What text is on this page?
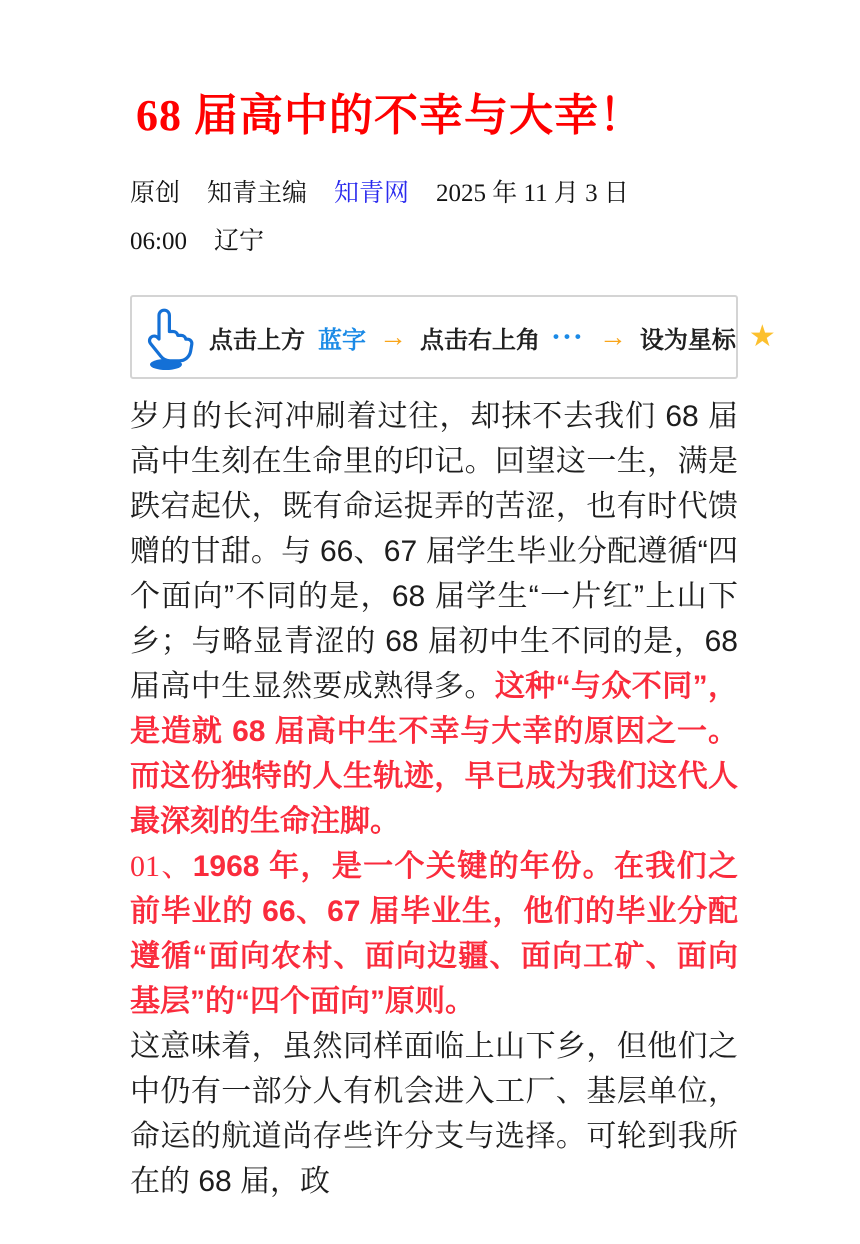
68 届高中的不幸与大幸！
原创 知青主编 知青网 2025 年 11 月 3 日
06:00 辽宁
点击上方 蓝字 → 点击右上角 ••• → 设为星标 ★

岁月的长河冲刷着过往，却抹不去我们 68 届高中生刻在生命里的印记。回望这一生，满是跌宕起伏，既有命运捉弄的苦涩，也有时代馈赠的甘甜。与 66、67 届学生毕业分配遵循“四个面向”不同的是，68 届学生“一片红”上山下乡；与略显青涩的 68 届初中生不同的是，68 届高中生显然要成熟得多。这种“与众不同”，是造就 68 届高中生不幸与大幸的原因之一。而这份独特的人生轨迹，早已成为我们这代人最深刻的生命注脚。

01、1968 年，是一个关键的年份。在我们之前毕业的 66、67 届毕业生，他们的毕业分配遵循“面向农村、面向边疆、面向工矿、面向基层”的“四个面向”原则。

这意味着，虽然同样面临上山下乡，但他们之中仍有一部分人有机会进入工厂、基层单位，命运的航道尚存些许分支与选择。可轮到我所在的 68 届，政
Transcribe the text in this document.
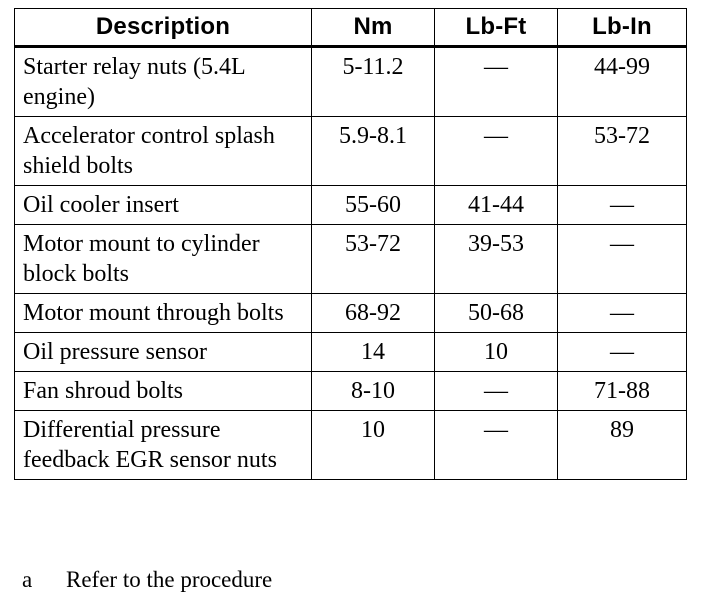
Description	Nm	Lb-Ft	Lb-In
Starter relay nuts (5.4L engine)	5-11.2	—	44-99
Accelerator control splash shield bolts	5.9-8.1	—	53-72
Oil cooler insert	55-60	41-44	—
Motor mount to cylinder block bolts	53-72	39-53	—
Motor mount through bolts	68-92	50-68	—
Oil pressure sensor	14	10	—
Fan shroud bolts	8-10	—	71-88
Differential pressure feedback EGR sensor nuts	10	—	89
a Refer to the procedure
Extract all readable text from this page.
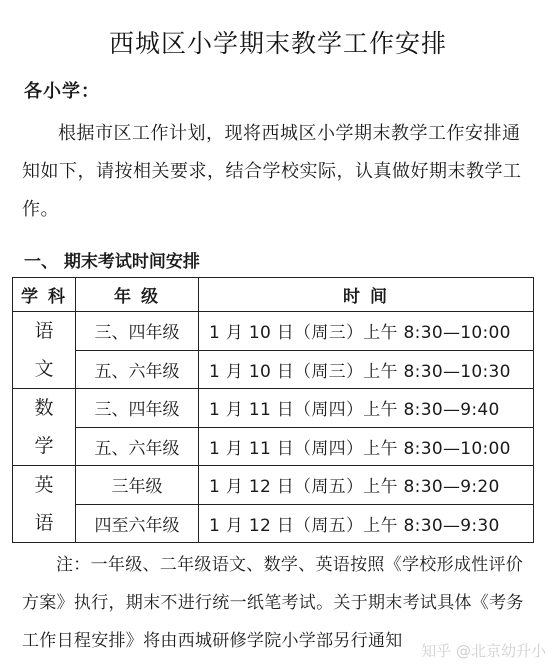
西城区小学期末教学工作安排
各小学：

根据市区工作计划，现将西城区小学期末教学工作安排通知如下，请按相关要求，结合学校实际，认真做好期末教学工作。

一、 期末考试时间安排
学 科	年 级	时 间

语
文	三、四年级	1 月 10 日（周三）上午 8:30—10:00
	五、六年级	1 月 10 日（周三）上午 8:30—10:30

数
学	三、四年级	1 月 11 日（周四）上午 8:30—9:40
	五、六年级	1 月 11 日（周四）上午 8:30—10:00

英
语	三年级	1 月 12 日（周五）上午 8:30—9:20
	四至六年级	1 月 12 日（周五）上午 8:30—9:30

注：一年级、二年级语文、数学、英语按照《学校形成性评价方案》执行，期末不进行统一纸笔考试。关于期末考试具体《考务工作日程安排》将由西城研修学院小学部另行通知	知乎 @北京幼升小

^^^^^^^^^^^^^^^^

Read the entries and show each line that mentions "pressure".

**SOLUTION TO THE EXERCISE:**
Oil pressure sensor	14	10	—
Differential pressure feedback EGR sensor nuts	10	—	89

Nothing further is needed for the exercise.